Next, after the administration of equal amounts of L. reuteri and SP-L. reuteri to the BTBR mice, fluorescence signals were recorded at different time points by a small animal imaging system. The fluorescence signal of the SP-L. reuteri group was stronger than that of the L. reuteri group, and the retention time was longer (Figure 5F, Figure S9T). The fluorescence signals in the stomach and small intestine in the L. reuteri group continued to decrease, while the fluorescence signal in the small intestine in the SP-L. reuteri group first increased but then decreased (Figure 5G-I). The mean signal intensity in the stomach and intestines was significantly greater in the SP-L. reuteri group than in the L. reuteri group (Figure 5G-J). Further monitoring of fluorescence intensity in the colon revealed that the fluorescent signal from SP-L. reuteri group could last for up to 32 h, with significantly greater fluorescence intensity than that of the L. reuteri group (Figure S9U-V). The above results indicated that SP-L. reuteri colonization in the intestine was enhanced. Feces and intestinal tissues were collected 3 days after the oral administration of L. reuteri or SP-L. reuteri for plate counting. As shown in Figure 5K-M, the number of bacteria colonizing the intestinal tissues in the SP-L. reuteri group was significantly greater than that in the L. reuteri group. The number of bacteria in the feces of the SP-L. reuteri group was approximately 3.5 times greater than that in the feces of the L. reuteri group. These data suggested that SP-L. reuteri has a strong ability to colonize the intestinal of ASD model mice and ameliorate the core symptoms of ASD.

◆ **Provided records**
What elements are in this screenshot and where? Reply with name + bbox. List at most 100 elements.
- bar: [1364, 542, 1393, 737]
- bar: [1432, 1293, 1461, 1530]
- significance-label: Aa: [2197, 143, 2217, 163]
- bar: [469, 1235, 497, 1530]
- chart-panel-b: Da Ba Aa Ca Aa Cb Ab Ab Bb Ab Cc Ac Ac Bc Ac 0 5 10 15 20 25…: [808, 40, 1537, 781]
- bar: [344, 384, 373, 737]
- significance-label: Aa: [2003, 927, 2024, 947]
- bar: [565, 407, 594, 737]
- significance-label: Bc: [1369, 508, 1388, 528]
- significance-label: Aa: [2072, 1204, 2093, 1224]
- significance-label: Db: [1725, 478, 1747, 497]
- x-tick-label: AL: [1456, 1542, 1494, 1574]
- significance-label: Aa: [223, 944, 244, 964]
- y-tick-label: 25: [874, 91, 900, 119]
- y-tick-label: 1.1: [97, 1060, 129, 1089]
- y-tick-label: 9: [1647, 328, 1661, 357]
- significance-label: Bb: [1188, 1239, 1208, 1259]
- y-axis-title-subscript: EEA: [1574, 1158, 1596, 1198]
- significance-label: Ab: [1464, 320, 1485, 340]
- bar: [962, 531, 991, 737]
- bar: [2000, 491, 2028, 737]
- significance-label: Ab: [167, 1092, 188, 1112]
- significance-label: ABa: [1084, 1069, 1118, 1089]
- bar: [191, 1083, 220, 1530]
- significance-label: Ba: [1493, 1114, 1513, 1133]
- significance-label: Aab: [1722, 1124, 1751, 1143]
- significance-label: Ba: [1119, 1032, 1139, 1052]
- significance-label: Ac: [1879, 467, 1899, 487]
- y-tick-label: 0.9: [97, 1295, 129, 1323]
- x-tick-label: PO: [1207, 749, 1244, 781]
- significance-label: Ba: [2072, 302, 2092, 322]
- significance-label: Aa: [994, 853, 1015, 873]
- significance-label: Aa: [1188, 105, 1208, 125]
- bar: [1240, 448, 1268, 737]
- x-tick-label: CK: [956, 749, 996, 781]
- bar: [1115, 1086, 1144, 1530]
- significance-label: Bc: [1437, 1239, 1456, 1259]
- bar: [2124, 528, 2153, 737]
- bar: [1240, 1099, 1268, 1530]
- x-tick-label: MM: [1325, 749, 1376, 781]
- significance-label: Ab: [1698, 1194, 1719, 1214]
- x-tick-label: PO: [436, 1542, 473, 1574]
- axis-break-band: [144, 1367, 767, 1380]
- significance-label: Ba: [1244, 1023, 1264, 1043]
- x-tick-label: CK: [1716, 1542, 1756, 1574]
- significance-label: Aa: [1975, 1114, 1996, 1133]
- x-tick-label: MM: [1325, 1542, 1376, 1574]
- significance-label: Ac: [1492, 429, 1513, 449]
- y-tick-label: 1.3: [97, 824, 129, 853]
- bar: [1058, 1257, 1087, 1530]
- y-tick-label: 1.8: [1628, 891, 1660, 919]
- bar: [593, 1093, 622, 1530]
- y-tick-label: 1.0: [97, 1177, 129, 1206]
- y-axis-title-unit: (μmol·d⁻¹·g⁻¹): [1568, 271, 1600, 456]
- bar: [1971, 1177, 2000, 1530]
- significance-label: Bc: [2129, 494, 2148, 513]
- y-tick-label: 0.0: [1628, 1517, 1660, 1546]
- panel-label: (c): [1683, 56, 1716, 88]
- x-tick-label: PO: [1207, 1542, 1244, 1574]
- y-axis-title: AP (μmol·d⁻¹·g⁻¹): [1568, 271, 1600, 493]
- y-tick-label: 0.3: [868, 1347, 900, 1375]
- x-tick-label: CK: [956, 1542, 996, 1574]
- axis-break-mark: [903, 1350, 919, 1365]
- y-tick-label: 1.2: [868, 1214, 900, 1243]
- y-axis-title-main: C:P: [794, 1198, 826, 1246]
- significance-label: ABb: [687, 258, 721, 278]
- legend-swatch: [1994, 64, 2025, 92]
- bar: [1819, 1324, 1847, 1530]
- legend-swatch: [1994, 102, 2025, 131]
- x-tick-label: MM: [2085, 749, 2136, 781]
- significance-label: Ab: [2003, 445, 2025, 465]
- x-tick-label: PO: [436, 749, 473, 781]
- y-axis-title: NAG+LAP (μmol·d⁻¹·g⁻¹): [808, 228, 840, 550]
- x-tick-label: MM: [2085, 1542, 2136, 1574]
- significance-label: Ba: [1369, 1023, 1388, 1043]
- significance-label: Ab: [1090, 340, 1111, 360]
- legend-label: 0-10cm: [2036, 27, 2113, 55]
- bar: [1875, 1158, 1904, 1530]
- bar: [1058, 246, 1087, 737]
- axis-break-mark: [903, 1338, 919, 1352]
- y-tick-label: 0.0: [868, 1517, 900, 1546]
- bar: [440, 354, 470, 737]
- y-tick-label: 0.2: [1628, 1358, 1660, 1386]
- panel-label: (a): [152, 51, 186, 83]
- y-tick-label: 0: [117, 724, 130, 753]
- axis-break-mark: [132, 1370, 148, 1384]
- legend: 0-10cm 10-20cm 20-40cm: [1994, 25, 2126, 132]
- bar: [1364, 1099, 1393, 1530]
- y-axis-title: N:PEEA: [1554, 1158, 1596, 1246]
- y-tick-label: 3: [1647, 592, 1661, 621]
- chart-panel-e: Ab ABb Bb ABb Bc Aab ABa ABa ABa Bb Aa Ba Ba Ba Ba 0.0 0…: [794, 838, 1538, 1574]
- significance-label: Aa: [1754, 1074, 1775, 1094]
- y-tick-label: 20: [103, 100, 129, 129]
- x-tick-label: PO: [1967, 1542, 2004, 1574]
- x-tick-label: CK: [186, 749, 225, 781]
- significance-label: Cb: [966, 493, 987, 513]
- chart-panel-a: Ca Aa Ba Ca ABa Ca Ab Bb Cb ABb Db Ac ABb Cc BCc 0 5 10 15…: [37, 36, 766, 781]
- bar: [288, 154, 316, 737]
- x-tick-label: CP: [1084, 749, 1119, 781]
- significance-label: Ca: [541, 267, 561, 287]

◆ **Instructions for the task**
Continue the passage on the gut colonization of SP-L. reuteri in BTBR mice, picking up after its final sentence.

◆ **Your response**
Supplementation with SP-L. reuteri reorganized the gut microbiota in ASD model mice

Alterations in the gut microbiota play a prominent role in behavioural regulation in ASD patients. Compared with C57BL/6J mice, BTBR mice presented social deficit phenotypes (Figure S10A-B). A 16S rRNA gene sequencing analysis revealed that BTBR mice presented notably greater α-diversity than C57BL/6J mice did (Figure S10C-D). PCA revealed that the composition of the intestinal microbiota of BTBR mice significantly differed from that of C57 mice (Figure S10E). Next, we identified the gut bacterial signatures of mice in different groups using 16S rRNA sequencing of the gut microbiota. The microbial diversity and community richness in the SP-L. reuteri group were significantly lower than those in the other groups (Figure 6A-B). Principal coordinate analysis (PCoA) was performed to determine the microbiome distance between the different groups, and the results revealed distinct differential clustering of microbial communities between the SP-L. reuteri group and the other groups (Figure 6C). Specifically, we noted a reduction in Campylobacteria and an increase in Firmicutes and Deferribacteria abundances in the SP-L. reuteri group (Figure 6D). The Firmicutes/Bacteroidetes ratio (F/B ratio) was calculated as a biomarker of gut dysbiosis. The F/B ratio was greater in the SP-L. reuteri group than in the H₂O group (Figure 6E). Further analysis of the relative abundance of gut microbes at the genus level via a heatmap showed that, compared with those in the H₂O group and L. reuteri group, the relative abundances of Ruminococcaceae, Lachnospiraceae, and Mucispirillum in the SP-L. reuteri group decreased, while the relative abundances of Lactobacillus in the SP-L. reuteri group increased (Figure 6F). We then performed linear discriminant analysis (LDA) effect size (LEfSe) analysis to identify the genomic signatures of the gut microbes. Desulfovibrio were significantly enriched in the ASD group, while Bacillus and Lactobacillus were significantly enriched in the SP-L. reuteri group (Figure 6G). Combined with the reduction in microbial diversity, these findings led us to speculate that the ameliorative effect of SP-L. reuteri on ASD model mice was partly due to the removal of harmful species.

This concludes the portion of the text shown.